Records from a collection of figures
>> start

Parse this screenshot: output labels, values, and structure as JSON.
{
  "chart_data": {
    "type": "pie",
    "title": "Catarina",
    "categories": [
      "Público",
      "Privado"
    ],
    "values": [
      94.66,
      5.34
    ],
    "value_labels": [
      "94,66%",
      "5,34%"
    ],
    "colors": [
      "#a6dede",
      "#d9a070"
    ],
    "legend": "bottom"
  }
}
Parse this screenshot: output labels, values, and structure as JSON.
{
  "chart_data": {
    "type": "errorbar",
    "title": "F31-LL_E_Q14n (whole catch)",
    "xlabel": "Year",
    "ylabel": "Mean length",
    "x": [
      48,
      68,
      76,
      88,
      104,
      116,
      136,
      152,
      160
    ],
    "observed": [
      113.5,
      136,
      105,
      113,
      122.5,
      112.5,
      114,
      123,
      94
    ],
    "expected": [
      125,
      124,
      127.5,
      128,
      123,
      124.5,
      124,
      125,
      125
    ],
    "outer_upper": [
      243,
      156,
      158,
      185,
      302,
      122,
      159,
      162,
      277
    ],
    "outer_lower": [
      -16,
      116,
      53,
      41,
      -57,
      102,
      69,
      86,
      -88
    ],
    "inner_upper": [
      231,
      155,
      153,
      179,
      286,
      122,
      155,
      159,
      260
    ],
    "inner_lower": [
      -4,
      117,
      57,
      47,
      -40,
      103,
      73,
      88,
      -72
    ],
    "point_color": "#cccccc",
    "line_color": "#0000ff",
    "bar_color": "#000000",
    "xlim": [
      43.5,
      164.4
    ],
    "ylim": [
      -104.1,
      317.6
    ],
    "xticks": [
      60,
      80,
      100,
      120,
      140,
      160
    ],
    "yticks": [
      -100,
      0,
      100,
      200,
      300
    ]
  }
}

>> end

▶ [The problem]: Make an exact copy of every line in the data.

▶ [Answer to the problem]:
Parse this screenshot: output labels, values, and structure as JSON.
{
  "chart_data": {
    "type": "pie",
    "title": "Catarina",
    "categories": [
      "Público",
      "Privado"
    ],
    "values": [
      94.66,
      5.34
    ],
    "value_labels": [
      "94,66%",
      "5,34%"
    ],
    "colors": [
      "#a6dede",
      "#d9a070"
    ],
    "legend": "bottom"
  }
}
Parse this screenshot: output labels, values, and structure as JSON.
{
  "chart_data": {
    "type": "errorbar",
    "title": "F31-LL_E_Q14n (whole catch)",
    "xlabel": "Year",
    "ylabel": "Mean length",
    "x": [
      48,
      68,
      76,
      88,
      104,
      116,
      136,
      152,
      160
    ],
    "observed": [
      113.5,
      136,
      105,
      113,
      122.5,
      112.5,
      114,
      123,
      94
    ],
    "expected": [
      125,
      124,
      127.5,
      128,
      123,
      124.5,
      124,
      125,
      125
    ],
    "outer_upper": [
      243,
      156,
      158,
      185,
      302,
      122,
      159,
      162,
      277
    ],
    "outer_lower": [
      -16,
      116,
      53,
      41,
      -57,
      102,
      69,
      86,
      -88
    ],
    "inner_upper": [
      231,
      155,
      153,
      179,
      286,
      122,
      155,
      159,
      260
    ],
    "inner_lower": [
      -4,
      117,
      57,
      47,
      -40,
      103,
      73,
      88,
      -72
    ],
    "point_color": "#cccccc",
    "line_color": "#0000ff",
    "bar_color": "#000000",
    "xlim": [
      43.5,
      164.4
    ],
    "ylim": [
      -104.1,
      317.6
    ],
    "xticks": [
      60,
      80,
      100,
      120,
      140,
      160
    ],
    "yticks": [
      -100,
      0,
      100,
      200,
      300
    ]
  }
}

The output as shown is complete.